◆ Request:
The data below is to be returned in full and exactly.
____
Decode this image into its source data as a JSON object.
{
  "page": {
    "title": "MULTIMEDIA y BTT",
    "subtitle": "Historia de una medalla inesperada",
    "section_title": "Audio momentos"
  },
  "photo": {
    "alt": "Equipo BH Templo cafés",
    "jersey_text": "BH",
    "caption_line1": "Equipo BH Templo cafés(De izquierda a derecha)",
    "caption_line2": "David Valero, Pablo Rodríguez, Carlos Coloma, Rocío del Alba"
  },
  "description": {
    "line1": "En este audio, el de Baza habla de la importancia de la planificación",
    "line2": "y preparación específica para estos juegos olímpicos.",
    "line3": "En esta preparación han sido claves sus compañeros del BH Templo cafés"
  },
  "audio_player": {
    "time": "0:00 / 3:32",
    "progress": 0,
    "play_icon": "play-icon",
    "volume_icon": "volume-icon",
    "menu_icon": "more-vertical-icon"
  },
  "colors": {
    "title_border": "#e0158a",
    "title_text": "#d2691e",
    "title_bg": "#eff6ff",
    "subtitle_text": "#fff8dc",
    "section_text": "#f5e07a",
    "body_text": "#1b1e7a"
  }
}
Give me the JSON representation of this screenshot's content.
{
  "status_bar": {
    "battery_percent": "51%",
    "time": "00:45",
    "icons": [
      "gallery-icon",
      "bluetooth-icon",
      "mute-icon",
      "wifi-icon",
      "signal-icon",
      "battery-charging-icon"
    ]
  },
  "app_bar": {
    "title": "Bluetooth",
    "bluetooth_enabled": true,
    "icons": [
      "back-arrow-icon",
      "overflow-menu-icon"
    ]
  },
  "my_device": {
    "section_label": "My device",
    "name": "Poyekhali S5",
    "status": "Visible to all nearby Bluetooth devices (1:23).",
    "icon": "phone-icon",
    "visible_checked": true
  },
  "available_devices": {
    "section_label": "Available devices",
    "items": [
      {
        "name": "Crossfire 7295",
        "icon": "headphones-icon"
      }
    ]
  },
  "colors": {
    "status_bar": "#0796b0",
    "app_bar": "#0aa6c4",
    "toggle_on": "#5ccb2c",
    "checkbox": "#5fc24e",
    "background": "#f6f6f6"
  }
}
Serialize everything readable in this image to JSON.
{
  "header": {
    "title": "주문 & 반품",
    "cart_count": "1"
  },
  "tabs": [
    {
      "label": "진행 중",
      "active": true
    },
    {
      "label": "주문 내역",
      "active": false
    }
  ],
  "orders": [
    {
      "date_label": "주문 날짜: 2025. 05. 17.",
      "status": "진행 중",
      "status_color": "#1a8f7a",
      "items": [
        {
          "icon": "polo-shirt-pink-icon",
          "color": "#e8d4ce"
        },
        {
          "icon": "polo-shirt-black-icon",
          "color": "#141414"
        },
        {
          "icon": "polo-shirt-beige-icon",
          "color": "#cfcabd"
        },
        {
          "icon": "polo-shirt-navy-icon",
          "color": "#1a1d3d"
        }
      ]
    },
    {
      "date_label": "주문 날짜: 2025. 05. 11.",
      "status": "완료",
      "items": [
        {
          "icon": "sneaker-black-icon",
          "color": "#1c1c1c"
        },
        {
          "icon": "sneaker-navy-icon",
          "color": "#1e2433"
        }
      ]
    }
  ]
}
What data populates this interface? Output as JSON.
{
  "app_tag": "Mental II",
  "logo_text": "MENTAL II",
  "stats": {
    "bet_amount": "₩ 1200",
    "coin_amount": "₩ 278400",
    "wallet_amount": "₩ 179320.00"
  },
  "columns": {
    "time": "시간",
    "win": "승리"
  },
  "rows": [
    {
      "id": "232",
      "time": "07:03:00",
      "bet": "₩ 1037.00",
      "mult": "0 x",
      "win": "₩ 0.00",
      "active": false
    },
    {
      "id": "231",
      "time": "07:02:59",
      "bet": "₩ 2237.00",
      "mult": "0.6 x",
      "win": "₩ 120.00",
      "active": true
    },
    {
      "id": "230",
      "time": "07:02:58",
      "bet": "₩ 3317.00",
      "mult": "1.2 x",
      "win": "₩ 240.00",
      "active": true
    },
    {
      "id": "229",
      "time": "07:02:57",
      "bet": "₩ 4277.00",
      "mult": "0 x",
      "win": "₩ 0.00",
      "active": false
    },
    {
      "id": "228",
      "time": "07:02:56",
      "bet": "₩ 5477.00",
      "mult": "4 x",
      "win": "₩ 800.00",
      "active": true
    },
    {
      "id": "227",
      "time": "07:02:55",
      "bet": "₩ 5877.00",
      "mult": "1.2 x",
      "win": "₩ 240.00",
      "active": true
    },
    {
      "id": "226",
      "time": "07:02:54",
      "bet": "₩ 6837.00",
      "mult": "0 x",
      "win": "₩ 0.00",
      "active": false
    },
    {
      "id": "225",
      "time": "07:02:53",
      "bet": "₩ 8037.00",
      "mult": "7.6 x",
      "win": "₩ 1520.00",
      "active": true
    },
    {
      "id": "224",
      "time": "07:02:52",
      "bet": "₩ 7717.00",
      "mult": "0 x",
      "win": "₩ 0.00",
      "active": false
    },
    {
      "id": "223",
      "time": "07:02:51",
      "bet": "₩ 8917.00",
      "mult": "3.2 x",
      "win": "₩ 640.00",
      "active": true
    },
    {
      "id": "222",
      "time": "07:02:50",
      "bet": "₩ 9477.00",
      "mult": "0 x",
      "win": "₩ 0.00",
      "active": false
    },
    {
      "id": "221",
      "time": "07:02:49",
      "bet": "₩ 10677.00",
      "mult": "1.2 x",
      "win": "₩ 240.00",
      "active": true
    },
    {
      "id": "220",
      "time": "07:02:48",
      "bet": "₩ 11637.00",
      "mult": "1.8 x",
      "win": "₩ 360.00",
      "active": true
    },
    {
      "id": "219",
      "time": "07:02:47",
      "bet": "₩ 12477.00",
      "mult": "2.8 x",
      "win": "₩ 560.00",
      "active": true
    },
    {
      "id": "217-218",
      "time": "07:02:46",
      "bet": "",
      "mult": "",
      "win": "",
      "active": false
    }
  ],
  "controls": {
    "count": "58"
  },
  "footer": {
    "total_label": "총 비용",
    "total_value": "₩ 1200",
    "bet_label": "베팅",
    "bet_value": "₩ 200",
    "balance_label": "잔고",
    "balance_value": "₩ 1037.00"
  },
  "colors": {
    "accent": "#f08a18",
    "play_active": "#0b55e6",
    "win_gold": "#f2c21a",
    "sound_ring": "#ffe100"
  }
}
____
◆ The reply:
Decode this image into its source data as a JSON object.
{
  "page": {
    "title": "MULTIMEDIA y BTT",
    "subtitle": "Historia de una medalla inesperada",
    "section_title": "Audio momentos"
  },
  "photo": {
    "alt": "Equipo BH Templo cafés",
    "jersey_text": "BH",
    "caption_line1": "Equipo BH Templo cafés(De izquierda a derecha)",
    "caption_line2": "David Valero, Pablo Rodríguez, Carlos Coloma, Rocío del Alba"
  },
  "description": {
    "line1": "En este audio, el de Baza habla de la importancia de la planificación",
    "line2": "y preparación específica para estos juegos olímpicos.",
    "line3": "En esta preparación han sido claves sus compañeros del BH Templo cafés"
  },
  "audio_player": {
    "time": "0:00 / 3:32",
    "progress": 0,
    "play_icon": "play-icon",
    "volume_icon": "volume-icon",
    "menu_icon": "more-vertical-icon"
  },
  "colors": {
    "title_border": "#e0158a",
    "title_text": "#d2691e",
    "title_bg": "#eff6ff",
    "subtitle_text": "#fff8dc",
    "section_text": "#f5e07a",
    "body_text": "#1b1e7a"
  }
}
Give me the JSON representation of this screenshot's content.
{
  "status_bar": {
    "battery_percent": "51%",
    "time": "00:45",
    "icons": [
      "gallery-icon",
      "bluetooth-icon",
      "mute-icon",
      "wifi-icon",
      "signal-icon",
      "battery-charging-icon"
    ]
  },
  "app_bar": {
    "title": "Bluetooth",
    "bluetooth_enabled": true,
    "icons": [
      "back-arrow-icon",
      "overflow-menu-icon"
    ]
  },
  "my_device": {
    "section_label": "My device",
    "name": "Poyekhali S5",
    "status": "Visible to all nearby Bluetooth devices (1:23).",
    "icon": "phone-icon",
    "visible_checked": true
  },
  "available_devices": {
    "section_label": "Available devices",
    "items": [
      {
        "name": "Crossfire 7295",
        "icon": "headphones-icon"
      }
    ]
  },
  "colors": {
    "status_bar": "#0796b0",
    "app_bar": "#0aa6c4",
    "toggle_on": "#5ccb2c",
    "checkbox": "#5fc24e",
    "background": "#f6f6f6"
  }
}
Serialize everything readable in this image to JSON.
{
  "header": {
    "title": "주문 & 반품",
    "cart_count": "1"
  },
  "tabs": [
    {
      "label": "진행 중",
      "active": true
    },
    {
      "label": "주문 내역",
      "active": false
    }
  ],
  "orders": [
    {
      "date_label": "주문 날짜: 2025. 05. 17.",
      "status": "진행 중",
      "status_color": "#1a8f7a",
      "items": [
        {
          "icon": "polo-shirt-pink-icon",
          "color": "#e8d4ce"
        },
        {
          "icon": "polo-shirt-black-icon",
          "color": "#141414"
        },
        {
          "icon": "polo-shirt-beige-icon",
          "color": "#cfcabd"
        },
        {
          "icon": "polo-shirt-navy-icon",
          "color": "#1a1d3d"
        }
      ]
    },
    {
      "date_label": "주문 날짜: 2025. 05. 11.",
      "status": "완료",
      "items": [
        {
          "icon": "sneaker-black-icon",
          "color": "#1c1c1c"
        },
        {
          "icon": "sneaker-navy-icon",
          "color": "#1e2433"
        }
      ]
    }
  ]
}
What data populates this interface? Output as JSON.
{
  "app_tag": "Mental II",
  "logo_text": "MENTAL II",
  "stats": {
    "bet_amount": "₩ 1200",
    "coin_amount": "₩ 278400",
    "wallet_amount": "₩ 179320.00"
  },
  "columns": {
    "time": "시간",
    "win": "승리"
  },
  "rows": [
    {
      "id": "232",
      "time": "07:03:00",
      "bet": "₩ 1037.00",
      "mult": "0 x",
      "win": "₩ 0.00",
      "active": false
    },
    {
      "id": "231",
      "time": "07:02:59",
      "bet": "₩ 2237.00",
      "mult": "0.6 x",
      "win": "₩ 120.00",
      "active": true
    },
    {
      "id": "230",
      "time": "07:02:58",
      "bet": "₩ 3317.00",
      "mult": "1.2 x",
      "win": "₩ 240.00",
      "active": true
    },
    {
      "id": "229",
      "time": "07:02:57",
      "bet": "₩ 4277.00",
      "mult": "0 x",
      "win": "₩ 0.00",
      "active": false
    },
    {
      "id": "228",
      "time": "07:02:56",
      "bet": "₩ 5477.00",
      "mult": "4 x",
      "win": "₩ 800.00",
      "active": true
    },
    {
      "id": "227",
      "time": "07:02:55",
      "bet": "₩ 5877.00",
      "mult": "1.2 x",
      "win": "₩ 240.00",
      "active": true
    },
    {
      "id": "226",
      "time": "07:02:54",
      "bet": "₩ 6837.00",
      "mult": "0 x",
      "win": "₩ 0.00",
      "active": false
    },
    {
      "id": "225",
      "time": "07:02:53",
      "bet": "₩ 8037.00",
      "mult": "7.6 x",
      "win": "₩ 1520.00",
      "active": true
    },
    {
      "id": "224",
      "time": "07:02:52",
      "bet": "₩ 7717.00",
      "mult": "0 x",
      "win": "₩ 0.00",
      "active": false
    },
    {
      "id": "223",
      "time": "07:02:51",
      "bet": "₩ 8917.00",
      "mult": "3.2 x",
      "win": "₩ 640.00",
      "active": true
    },
    {
      "id": "222",
      "time": "07:02:50",
      "bet": "₩ 9477.00",
      "mult": "0 x",
      "win": "₩ 0.00",
      "active": false
    },
    {
      "id": "221",
      "time": "07:02:49",
      "bet": "₩ 10677.00",
      "mult": "1.2 x",
      "win": "₩ 240.00",
      "active": true
    },
    {
      "id": "220",
      "time": "07:02:48",
      "bet": "₩ 11637.00",
      "mult": "1.8 x",
      "win": "₩ 360.00",
      "active": true
    },
    {
      "id": "219",
      "time": "07:02:47",
      "bet": "₩ 12477.00",
      "mult": "2.8 x",
      "win": "₩ 560.00",
      "active": true
    },
    {
      "id": "217-218",
      "time": "07:02:46",
      "bet": "",
      "mult": "",
      "win": "",
      "active": false
    }
  ],
  "controls": {
    "count": "58"
  },
  "footer": {
    "total_label": "총 비용",
    "total_value": "₩ 1200",
    "bet_label": "베팅",
    "bet_value": "₩ 200",
    "balance_label": "잔고",
    "balance_value": "₩ 1037.00"
  },
  "colors": {
    "accent": "#f08a18",
    "play_active": "#0b55e6",
    "win_gold": "#f2c21a",
    "sound_ring": "#ffe100"
  }
}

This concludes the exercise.